Excerpt

* Start *

My students need crow beads from the Wandering Bull website, with which to weave our version of wampum belts.
FULLY FUNDED! Ms. Dobkin's classroom raised $108
This project is fully funded
My Students
"Where did the Lenape go?," There are very few resources in our area to help my students answer this question. Although the Lenape tribe inhabited our area for thousands of years pre-European colonization, there are no Lenape museums or monuments in our area, and precious few useful books in print.
My students are both multiracial and multiethnic, and of differing abilities and socioeconomic backgrounds.
They live in a large city in New York State, and attend a small, progressive public school. Because there are so few Lenape resources in our area, we the teachers have to cull from many sources in order to provide a rich history curricula for our students. One way that we do this is to provide hands-on learning experiences for our students.
After reading from carefully selected historical fiction and informational books, we then do our best to have the students recreate the experience that they have been reading about and viewing in pictures. We always try to do so in a culturally sensitive manner. We don't give the children Native names or play-act Lenape customs. Instead, we try to use what we've learned about the original custom, and recreate it in a way that is true to the students' lives in the modern day.

* End *

What is expected
From the Lenape classroom project page, pull out everything from "They live in" down to "the modern day." word for word.

Stored data
* Start *

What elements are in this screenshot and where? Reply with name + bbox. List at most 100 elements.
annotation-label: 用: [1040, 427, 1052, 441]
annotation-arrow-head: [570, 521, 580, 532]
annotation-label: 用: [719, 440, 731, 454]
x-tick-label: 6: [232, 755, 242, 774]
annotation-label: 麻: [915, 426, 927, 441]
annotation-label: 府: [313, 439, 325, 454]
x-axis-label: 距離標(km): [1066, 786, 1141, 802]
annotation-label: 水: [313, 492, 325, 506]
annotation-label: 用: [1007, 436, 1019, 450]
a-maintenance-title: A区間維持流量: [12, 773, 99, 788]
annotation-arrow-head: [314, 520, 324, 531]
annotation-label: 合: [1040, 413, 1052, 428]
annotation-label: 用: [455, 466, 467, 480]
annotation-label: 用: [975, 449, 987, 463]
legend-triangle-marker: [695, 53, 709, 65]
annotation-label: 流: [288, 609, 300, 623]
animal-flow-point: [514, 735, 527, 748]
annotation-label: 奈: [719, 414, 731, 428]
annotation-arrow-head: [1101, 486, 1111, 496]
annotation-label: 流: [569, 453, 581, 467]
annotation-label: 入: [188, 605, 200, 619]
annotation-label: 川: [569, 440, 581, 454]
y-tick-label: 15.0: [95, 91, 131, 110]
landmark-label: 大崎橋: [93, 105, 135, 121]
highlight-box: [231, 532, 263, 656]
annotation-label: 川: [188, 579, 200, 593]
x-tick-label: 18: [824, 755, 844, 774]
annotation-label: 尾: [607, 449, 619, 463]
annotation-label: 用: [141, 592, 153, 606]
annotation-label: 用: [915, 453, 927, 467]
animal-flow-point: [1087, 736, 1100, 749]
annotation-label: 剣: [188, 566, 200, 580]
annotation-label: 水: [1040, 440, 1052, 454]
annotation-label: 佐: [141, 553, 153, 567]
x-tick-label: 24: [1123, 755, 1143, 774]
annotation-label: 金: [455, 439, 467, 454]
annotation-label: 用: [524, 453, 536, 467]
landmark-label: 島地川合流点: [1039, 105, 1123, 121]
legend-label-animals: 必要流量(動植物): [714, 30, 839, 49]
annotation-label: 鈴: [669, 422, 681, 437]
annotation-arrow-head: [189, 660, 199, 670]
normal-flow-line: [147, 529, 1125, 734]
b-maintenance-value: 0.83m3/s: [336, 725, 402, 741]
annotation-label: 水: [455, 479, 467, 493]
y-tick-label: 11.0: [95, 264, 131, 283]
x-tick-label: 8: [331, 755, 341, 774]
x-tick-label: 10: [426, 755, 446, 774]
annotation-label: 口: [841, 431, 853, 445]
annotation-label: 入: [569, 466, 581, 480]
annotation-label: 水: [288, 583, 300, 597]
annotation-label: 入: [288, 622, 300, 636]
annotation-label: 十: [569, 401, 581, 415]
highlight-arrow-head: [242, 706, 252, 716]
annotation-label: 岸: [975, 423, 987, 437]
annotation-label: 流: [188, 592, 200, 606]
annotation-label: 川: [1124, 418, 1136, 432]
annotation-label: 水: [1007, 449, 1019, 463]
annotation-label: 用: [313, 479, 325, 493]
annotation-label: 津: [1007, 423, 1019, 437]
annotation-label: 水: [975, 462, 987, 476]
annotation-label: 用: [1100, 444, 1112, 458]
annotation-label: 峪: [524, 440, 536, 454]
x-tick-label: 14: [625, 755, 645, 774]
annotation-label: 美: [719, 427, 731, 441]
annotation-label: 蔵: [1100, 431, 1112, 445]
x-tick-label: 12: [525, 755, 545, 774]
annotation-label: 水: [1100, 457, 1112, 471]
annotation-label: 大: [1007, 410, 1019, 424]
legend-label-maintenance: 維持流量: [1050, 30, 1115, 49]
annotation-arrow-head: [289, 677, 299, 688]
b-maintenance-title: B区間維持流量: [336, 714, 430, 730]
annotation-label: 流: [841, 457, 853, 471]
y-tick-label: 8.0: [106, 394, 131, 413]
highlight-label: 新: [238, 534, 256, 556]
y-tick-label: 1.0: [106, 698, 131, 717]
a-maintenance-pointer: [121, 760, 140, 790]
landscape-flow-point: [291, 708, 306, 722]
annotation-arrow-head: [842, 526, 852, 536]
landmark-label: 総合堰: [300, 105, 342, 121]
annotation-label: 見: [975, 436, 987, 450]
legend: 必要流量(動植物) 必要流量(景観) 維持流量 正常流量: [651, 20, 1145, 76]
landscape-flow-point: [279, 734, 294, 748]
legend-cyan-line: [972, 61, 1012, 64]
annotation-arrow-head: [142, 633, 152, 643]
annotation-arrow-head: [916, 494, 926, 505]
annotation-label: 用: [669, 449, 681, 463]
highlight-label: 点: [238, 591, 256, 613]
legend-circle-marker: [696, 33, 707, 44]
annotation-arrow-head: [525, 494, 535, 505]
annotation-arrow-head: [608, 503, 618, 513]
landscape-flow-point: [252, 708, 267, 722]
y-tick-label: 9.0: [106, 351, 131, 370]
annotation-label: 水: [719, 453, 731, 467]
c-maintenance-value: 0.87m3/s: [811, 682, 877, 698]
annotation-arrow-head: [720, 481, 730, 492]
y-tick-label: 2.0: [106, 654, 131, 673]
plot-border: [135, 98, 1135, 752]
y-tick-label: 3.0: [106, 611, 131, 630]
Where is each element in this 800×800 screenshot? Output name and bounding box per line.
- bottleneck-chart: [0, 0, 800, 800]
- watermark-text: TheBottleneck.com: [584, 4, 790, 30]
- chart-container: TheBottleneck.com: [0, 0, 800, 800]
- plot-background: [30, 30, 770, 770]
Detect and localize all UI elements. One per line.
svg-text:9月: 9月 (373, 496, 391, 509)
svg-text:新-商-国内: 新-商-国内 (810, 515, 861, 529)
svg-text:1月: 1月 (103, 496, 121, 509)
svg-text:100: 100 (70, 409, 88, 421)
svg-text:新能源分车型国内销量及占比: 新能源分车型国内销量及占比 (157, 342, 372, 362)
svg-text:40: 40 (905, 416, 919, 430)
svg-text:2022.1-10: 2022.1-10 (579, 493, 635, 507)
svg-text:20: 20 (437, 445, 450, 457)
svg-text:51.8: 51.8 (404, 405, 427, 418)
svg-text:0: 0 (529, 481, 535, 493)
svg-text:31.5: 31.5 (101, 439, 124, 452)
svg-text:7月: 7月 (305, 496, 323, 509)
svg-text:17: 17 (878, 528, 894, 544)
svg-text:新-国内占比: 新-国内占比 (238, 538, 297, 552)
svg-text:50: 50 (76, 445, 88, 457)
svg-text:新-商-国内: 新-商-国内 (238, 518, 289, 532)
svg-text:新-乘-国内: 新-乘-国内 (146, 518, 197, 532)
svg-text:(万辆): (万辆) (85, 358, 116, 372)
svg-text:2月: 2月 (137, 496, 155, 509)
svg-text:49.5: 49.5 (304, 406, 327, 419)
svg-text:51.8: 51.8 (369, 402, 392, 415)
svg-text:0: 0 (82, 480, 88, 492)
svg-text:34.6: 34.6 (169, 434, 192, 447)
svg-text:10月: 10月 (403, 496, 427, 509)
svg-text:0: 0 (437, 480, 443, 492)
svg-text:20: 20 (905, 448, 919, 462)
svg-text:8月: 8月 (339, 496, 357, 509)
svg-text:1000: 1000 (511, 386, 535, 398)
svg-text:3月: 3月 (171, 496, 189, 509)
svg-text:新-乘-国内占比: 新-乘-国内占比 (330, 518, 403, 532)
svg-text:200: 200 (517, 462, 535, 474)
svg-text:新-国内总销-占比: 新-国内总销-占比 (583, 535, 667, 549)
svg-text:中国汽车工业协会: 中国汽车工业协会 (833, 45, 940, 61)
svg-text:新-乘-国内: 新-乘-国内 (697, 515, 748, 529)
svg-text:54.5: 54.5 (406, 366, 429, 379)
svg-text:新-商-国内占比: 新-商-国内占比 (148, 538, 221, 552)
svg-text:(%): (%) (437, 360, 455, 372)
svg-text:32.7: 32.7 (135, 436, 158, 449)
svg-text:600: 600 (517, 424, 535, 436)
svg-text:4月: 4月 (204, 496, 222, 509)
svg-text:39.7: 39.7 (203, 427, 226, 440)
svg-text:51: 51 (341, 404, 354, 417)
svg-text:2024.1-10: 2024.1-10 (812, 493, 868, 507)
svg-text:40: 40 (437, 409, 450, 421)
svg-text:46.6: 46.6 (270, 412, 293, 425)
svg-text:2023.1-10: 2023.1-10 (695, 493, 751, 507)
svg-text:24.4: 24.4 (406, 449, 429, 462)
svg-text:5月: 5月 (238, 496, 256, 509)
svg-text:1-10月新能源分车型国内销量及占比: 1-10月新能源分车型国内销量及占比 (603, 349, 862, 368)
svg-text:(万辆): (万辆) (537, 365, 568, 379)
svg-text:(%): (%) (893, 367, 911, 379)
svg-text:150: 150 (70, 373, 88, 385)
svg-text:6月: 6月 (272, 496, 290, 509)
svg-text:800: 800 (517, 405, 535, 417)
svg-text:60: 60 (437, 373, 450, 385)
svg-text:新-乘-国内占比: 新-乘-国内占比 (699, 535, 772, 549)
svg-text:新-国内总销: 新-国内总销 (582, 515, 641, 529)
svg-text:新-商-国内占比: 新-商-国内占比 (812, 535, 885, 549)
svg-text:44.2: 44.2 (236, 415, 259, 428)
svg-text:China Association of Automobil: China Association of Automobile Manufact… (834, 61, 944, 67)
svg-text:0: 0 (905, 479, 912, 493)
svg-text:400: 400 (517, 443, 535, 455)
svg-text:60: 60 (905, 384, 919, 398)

* End *

The output
They live in a large city in New York State, and attend a small, progressive public school. Because there are so few Lenape resources in our area, we the teachers have to cull from many sources in order to provide a rich history curricula for our students. One way that we do this is to provide hands-on learning experiences for our students.
After reading from carefully selected historical fiction and informational books, we then do our best to have the students recreate the experience that they have been reading about and viewing in pictures. We always try to do so in a culturally sensitive manner. We don't give the children Native names or play-act Lenape customs. Instead, we try to use what we've learned about the original custom, and recreate it in a way that is true to the students' lives in the modern day.